EXCERPT TO READ:
## Begin

A body is projected with velocity 24 `ms^(-1)` making an angle 30° with the horizontal. The vertical component of its velocity after 2s is (g=10`ms^(-1)` )

To solve the problem step by step, we will follow the physics of projectile motion. The goal is to find the vertical component of the velocity of a body projected at a certain angle after a specific time. ### Step 1: Identify the initial velocity and angle The body is projected with an initial velocity \( v = 24 \, \text{ms}^{-1} \) at an angle \( \theta = 30^\circ \) with the horizontal. ### Step 2: Calculate the vertical component of the initial velocity The vertical component of the initial velocity \( v_{y0} \) can be calculated using the formula: \[ v_{y0} = v \sin \theta \] Substituting the values: \[ v_{y0} = 24 \sin(30^\circ) \] Since \( \sin(30^\circ) = \frac{1}{2} \): \[ v_{y0} = 24 \times \frac{1}{2} = 12 \, \text{ms}^{-1} \] ### Step 3: Apply the kinematic equation for vertical motion The vertical velocity \( v_y \) after time \( t \) can be calculated using the equation: \[ v_y = v_{y0} - g t \] where \( g = 10 \, \text{ms}^{-2} \) (acceleration due to gravity) and \( t = 2 \, \text{s} \). ### Step 4: Substitute the values into the equation Substituting \( v_{y0} = 12 \, \text{ms}^{-1} \), \( g = 10 \, \text{ms}^{-2} \), and \( t = 2 \, \text{s} \): \[ v_y = 12 - 10 \times 2 \] \[ v_y = 12 - 20 \] \[ v_y = -8 \, \text{ms}^{-1} \] ### Step 5: Interpret the result The negative sign indicates that the vertical component of the velocity is directed downwards. Thus, the vertical component of the velocity after 2 seconds is: \[ 8 \, \text{ms}^{-1} \text{ downward} \] ### Final Answer The vertical component of its velocity after 2 seconds is \( 8 \, \text{ms}^{-1} \) downward. ---

## End

DATA SUPPLIED:
## Begin

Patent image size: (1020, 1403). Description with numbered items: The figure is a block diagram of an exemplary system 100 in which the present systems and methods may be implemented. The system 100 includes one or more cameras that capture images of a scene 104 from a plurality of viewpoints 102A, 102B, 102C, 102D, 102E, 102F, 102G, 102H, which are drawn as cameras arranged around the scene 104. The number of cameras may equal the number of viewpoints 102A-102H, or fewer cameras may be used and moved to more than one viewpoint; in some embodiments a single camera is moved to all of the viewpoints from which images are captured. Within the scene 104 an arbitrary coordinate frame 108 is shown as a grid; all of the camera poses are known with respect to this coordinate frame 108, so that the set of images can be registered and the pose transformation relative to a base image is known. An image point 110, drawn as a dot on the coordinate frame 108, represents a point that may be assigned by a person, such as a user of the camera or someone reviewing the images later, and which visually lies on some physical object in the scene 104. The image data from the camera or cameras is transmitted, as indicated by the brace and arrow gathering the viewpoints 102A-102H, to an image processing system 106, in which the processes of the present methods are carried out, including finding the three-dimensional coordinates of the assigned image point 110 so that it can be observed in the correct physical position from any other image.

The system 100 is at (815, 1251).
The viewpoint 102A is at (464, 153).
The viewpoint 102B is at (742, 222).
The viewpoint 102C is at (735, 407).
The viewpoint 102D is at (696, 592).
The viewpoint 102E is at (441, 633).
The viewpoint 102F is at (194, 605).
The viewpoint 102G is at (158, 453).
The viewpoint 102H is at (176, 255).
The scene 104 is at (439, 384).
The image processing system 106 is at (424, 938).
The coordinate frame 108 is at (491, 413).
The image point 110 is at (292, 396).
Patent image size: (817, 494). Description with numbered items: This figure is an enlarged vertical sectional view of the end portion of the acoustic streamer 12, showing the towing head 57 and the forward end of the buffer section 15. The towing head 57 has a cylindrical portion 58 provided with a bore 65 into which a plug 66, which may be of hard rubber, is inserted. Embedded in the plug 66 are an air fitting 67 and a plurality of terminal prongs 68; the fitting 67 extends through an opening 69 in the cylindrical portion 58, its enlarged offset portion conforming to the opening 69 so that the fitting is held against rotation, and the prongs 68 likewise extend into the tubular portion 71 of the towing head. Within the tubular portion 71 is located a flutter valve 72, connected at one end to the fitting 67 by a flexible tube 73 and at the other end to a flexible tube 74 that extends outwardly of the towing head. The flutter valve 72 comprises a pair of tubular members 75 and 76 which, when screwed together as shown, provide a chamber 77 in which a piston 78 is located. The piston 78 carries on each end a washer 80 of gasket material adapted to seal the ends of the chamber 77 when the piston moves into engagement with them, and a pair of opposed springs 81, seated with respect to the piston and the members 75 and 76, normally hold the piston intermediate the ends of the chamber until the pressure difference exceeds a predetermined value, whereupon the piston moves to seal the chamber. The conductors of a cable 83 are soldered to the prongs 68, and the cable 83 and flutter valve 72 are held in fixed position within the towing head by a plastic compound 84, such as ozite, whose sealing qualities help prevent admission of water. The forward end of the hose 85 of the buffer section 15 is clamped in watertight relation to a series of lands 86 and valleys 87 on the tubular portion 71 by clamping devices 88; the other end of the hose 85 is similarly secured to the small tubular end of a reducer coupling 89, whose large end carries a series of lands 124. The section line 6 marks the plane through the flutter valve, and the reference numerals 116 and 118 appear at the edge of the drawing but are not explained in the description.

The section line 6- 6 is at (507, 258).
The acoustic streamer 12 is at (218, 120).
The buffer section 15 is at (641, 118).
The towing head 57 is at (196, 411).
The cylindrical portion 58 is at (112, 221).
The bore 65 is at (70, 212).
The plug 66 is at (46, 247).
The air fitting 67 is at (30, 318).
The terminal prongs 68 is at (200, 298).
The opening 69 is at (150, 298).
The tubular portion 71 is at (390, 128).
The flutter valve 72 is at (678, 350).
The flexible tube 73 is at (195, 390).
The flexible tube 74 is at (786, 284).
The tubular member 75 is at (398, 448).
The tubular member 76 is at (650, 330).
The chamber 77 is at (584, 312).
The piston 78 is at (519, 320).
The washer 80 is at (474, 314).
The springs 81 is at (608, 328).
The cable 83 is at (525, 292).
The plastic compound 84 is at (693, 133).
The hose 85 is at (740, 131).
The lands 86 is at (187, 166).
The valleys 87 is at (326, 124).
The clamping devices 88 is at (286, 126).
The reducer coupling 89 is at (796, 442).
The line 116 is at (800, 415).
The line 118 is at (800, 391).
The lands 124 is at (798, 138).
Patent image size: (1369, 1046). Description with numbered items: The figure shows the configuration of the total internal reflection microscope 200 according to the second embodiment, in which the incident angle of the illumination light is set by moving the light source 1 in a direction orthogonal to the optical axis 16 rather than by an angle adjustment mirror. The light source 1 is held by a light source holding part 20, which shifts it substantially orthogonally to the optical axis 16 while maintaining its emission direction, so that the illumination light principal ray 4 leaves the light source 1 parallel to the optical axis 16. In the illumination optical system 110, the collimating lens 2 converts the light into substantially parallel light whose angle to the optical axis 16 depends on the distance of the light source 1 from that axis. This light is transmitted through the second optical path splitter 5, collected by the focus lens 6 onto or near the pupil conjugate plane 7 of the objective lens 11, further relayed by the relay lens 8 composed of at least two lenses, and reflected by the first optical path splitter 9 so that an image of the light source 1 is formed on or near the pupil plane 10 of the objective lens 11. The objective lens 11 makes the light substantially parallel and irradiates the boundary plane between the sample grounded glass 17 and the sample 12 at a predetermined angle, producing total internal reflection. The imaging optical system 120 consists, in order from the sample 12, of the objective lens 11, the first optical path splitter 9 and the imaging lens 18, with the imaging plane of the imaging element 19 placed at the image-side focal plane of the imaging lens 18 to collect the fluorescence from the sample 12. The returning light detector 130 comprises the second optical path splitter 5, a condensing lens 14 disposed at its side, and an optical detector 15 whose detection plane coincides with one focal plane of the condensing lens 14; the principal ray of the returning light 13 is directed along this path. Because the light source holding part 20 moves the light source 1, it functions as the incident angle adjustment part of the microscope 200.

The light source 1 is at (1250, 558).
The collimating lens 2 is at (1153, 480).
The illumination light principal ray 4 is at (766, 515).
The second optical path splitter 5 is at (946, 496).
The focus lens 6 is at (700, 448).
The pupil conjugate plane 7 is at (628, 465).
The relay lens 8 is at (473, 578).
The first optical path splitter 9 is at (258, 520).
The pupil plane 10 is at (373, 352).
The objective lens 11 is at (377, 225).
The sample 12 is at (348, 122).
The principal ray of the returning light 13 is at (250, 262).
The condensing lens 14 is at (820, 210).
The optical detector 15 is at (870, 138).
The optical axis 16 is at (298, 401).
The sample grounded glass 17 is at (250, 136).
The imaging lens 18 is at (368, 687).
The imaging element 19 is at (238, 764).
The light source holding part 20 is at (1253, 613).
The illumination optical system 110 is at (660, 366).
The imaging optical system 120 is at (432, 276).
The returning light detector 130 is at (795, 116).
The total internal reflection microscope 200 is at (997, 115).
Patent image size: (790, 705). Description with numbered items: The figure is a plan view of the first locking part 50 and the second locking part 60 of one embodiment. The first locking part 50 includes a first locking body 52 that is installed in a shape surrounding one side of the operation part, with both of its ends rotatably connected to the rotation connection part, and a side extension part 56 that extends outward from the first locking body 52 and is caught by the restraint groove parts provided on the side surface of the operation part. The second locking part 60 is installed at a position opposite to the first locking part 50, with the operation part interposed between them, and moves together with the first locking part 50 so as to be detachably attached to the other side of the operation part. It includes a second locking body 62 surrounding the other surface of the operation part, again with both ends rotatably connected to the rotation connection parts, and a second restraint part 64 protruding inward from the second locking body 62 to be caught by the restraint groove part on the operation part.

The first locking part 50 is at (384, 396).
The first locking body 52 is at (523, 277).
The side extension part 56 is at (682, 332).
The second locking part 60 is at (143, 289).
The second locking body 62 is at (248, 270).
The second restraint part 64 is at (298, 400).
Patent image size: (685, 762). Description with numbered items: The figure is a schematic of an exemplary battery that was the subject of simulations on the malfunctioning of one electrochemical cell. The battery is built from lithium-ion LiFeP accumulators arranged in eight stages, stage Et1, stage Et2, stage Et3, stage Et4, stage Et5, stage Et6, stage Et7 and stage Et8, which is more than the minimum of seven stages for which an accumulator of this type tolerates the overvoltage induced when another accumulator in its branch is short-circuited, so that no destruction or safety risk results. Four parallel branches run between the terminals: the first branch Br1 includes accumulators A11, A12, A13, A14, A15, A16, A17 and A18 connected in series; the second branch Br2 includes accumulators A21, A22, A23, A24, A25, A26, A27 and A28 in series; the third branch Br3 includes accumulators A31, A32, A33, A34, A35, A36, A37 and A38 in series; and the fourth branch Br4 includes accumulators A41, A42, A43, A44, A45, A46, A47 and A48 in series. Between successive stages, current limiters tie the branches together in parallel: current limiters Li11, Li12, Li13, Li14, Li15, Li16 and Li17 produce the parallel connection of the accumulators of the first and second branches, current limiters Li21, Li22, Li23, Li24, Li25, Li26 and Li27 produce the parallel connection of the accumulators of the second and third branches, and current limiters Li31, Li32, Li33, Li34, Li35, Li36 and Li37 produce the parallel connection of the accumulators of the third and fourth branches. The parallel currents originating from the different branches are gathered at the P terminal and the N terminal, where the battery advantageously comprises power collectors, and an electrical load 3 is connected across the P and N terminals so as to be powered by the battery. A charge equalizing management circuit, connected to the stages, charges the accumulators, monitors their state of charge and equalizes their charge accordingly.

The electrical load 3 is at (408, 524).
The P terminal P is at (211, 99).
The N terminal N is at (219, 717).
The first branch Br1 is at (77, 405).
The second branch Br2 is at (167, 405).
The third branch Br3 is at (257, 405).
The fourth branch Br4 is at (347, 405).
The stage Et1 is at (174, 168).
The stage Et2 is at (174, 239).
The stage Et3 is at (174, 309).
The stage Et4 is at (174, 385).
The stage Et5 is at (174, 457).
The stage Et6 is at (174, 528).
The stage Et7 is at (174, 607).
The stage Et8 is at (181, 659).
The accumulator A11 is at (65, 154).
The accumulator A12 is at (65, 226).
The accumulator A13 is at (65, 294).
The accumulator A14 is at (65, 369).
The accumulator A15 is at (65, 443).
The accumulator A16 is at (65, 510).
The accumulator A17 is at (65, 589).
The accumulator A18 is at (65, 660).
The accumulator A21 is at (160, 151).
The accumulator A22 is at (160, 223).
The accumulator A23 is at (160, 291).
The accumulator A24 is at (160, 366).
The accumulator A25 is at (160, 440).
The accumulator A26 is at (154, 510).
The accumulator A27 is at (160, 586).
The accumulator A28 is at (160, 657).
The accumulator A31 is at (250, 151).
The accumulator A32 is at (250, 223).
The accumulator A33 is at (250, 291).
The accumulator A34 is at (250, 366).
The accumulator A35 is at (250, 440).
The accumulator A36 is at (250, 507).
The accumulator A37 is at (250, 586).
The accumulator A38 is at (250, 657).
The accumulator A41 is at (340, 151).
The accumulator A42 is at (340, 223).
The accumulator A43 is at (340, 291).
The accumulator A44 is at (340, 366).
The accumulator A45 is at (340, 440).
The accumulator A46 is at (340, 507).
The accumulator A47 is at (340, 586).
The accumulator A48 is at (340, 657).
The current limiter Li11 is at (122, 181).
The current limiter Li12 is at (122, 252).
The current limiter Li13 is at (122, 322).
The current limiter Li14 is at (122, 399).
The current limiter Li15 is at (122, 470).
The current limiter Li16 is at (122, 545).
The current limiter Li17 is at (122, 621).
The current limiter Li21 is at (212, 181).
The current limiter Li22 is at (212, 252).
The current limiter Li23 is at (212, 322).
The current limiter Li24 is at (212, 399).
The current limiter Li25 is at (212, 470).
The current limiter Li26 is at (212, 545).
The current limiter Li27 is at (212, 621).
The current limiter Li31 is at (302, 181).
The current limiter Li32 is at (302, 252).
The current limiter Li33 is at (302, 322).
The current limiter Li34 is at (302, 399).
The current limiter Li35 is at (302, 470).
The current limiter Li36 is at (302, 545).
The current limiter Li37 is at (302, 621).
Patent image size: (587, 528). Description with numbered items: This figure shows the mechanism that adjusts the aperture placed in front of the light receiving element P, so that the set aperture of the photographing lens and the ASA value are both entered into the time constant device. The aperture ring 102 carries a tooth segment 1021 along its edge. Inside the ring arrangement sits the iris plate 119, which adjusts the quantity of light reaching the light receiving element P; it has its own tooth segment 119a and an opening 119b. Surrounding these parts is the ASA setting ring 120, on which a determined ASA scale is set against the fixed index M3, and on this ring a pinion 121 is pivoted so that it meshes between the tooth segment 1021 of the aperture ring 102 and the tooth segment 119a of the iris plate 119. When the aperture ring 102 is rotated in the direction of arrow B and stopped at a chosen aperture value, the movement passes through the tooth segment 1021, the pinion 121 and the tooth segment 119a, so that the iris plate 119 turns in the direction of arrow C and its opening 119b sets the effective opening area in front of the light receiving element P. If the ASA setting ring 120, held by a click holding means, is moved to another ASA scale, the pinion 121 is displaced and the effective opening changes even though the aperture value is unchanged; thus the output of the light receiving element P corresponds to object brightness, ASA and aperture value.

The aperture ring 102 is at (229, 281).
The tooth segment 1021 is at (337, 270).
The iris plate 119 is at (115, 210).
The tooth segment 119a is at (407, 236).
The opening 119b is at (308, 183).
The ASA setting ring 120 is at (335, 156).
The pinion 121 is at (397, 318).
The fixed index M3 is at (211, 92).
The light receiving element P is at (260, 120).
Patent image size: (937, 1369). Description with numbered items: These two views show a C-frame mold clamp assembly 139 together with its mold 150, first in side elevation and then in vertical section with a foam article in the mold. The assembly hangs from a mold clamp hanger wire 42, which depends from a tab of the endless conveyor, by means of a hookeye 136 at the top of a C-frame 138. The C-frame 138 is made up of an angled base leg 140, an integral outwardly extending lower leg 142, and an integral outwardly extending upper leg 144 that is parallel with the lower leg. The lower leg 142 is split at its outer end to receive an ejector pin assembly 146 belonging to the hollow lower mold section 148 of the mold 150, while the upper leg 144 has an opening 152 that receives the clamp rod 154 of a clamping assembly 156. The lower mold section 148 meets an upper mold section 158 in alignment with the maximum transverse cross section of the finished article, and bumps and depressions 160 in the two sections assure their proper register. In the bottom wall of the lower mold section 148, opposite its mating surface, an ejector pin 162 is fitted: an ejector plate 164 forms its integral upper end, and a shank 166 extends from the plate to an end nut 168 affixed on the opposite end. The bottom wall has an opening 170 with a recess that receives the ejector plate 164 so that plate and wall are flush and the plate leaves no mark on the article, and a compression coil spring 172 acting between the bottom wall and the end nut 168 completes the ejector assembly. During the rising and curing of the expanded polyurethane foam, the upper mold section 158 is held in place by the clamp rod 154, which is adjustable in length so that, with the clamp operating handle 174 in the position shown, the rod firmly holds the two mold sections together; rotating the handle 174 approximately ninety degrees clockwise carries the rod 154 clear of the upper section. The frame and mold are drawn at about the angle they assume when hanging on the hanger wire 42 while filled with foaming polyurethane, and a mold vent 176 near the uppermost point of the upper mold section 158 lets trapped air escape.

## End

TASK TO COMPLETE:
In the projectile solution, why is the final vertical velocity reported as 8 ms^-1 downward even though the calculation yields −8 ms^-1? Answer in one to three sentences. The listing was taken from a different source than the text.

CORRECT ANSWER:
Substituting into v_y = v_y0 − gt gives 12 − 10 × 2 = −8 ms^-1. The negative sign indicates that the vertical component is directed downward, so the result is stated as 8 ms^-1 downward.